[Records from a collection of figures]
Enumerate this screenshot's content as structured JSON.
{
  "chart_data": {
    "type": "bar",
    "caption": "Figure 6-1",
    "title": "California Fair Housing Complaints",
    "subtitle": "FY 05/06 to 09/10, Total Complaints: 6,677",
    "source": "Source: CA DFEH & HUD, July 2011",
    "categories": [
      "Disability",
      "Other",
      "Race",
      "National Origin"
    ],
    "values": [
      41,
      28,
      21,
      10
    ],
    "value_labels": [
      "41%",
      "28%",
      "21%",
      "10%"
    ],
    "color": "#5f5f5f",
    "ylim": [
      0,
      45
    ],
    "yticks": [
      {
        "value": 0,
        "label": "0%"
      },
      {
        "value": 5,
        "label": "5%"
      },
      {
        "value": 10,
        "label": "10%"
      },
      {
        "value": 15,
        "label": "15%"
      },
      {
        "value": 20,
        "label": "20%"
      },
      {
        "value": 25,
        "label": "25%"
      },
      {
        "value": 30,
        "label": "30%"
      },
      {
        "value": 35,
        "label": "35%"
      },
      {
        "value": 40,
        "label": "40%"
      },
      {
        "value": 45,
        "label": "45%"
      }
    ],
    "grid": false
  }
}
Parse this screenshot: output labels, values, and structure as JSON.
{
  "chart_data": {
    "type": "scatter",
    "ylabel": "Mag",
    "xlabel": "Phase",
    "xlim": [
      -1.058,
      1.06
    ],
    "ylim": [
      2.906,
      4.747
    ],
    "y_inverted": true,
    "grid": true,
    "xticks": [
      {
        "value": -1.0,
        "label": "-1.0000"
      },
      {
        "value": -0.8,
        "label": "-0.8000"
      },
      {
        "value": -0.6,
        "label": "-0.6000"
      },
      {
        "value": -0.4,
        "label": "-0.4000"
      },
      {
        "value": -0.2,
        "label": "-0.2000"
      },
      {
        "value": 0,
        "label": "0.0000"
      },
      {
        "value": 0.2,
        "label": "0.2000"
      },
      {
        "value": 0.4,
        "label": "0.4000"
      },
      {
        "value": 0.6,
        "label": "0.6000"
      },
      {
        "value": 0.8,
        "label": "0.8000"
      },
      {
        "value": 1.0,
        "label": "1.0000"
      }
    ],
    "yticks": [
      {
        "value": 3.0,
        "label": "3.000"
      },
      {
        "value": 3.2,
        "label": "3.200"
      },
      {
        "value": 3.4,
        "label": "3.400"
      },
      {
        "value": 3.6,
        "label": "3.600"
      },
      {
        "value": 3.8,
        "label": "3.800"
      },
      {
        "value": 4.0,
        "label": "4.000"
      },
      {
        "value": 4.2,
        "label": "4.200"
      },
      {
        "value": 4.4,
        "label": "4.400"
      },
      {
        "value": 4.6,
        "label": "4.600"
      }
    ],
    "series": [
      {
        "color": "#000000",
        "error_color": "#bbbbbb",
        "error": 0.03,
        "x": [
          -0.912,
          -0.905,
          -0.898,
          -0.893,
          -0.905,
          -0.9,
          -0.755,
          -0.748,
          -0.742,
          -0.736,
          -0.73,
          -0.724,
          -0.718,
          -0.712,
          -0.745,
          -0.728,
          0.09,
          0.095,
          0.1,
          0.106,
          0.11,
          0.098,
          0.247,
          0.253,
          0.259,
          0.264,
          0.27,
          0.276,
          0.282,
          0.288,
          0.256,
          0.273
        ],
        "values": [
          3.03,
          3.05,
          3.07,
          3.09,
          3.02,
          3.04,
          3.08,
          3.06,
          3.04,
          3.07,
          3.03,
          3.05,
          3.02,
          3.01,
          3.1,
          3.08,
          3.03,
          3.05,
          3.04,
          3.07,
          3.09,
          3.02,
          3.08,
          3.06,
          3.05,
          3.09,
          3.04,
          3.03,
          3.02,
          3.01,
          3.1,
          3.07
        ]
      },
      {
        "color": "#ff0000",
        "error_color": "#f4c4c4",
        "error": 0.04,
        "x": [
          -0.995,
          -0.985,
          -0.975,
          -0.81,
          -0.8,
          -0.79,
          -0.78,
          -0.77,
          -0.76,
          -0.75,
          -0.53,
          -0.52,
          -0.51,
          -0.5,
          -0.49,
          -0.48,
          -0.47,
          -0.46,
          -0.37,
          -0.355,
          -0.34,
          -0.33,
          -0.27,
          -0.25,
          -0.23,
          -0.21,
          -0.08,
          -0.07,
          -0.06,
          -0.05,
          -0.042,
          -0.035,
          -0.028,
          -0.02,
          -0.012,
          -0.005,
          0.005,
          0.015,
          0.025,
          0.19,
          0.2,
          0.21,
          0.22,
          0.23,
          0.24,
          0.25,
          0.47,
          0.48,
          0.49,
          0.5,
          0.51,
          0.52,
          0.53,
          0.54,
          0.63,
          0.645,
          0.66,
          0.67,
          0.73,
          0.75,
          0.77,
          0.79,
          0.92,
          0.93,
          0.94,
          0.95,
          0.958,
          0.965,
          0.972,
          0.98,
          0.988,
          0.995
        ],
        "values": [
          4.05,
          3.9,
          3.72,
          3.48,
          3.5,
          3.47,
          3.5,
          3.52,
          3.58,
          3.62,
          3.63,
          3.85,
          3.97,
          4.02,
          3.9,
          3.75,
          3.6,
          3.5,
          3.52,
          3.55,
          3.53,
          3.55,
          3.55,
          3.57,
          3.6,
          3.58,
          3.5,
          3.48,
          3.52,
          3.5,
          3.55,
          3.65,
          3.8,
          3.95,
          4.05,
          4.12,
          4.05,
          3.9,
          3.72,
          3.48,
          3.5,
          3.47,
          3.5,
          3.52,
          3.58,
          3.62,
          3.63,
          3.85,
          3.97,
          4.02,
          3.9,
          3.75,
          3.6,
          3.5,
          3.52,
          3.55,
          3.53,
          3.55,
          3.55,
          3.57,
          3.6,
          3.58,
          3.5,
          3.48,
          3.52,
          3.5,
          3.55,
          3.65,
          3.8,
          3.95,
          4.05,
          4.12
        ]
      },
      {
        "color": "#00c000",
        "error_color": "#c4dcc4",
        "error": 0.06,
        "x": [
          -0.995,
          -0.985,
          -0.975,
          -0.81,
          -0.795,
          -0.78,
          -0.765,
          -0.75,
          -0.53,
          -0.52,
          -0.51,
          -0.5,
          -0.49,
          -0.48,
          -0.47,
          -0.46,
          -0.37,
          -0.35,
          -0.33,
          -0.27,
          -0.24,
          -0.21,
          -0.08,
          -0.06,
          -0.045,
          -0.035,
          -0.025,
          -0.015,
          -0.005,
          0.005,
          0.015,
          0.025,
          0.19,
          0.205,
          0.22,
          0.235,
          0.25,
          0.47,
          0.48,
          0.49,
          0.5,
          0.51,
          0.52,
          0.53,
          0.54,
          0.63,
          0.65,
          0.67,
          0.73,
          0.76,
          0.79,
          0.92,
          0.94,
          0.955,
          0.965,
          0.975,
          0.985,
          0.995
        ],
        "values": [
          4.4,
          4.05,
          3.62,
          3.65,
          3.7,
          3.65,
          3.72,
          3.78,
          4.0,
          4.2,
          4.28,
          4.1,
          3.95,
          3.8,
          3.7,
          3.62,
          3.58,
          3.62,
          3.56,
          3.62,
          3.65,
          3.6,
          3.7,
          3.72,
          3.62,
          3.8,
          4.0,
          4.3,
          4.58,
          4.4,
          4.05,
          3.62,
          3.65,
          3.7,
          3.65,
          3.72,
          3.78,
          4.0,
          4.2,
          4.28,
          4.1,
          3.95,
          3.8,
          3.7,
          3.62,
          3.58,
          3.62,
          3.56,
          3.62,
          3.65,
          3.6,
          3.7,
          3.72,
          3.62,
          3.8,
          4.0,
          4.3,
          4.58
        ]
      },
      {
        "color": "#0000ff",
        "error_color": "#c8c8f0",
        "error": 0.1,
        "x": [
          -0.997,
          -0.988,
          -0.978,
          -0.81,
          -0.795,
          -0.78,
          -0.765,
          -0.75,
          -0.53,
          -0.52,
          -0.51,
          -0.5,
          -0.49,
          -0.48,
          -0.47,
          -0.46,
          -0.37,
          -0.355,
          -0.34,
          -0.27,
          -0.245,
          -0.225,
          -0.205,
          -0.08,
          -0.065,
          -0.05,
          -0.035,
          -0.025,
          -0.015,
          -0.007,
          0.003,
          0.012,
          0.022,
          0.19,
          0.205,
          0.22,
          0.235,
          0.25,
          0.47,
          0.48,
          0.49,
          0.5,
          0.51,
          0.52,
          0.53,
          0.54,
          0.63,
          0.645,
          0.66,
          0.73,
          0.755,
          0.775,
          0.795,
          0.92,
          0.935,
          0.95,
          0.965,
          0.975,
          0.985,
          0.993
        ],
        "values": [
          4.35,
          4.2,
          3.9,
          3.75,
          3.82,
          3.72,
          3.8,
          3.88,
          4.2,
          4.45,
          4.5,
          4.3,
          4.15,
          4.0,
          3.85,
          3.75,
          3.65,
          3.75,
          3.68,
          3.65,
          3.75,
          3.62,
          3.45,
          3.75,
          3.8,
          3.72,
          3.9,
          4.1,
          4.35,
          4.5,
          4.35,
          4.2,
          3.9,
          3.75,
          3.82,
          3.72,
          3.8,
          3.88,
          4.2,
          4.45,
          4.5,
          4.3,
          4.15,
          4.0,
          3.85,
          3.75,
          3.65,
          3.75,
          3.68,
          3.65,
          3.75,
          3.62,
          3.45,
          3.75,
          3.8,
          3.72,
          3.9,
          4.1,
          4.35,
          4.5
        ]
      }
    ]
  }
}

Problem statement: Copy down every line of the entries containing the word "this".

Expected answer:
Enumerate this screenshot's content as structured JSON.
Parse this screenshot: output labels, values, and structure as JSON.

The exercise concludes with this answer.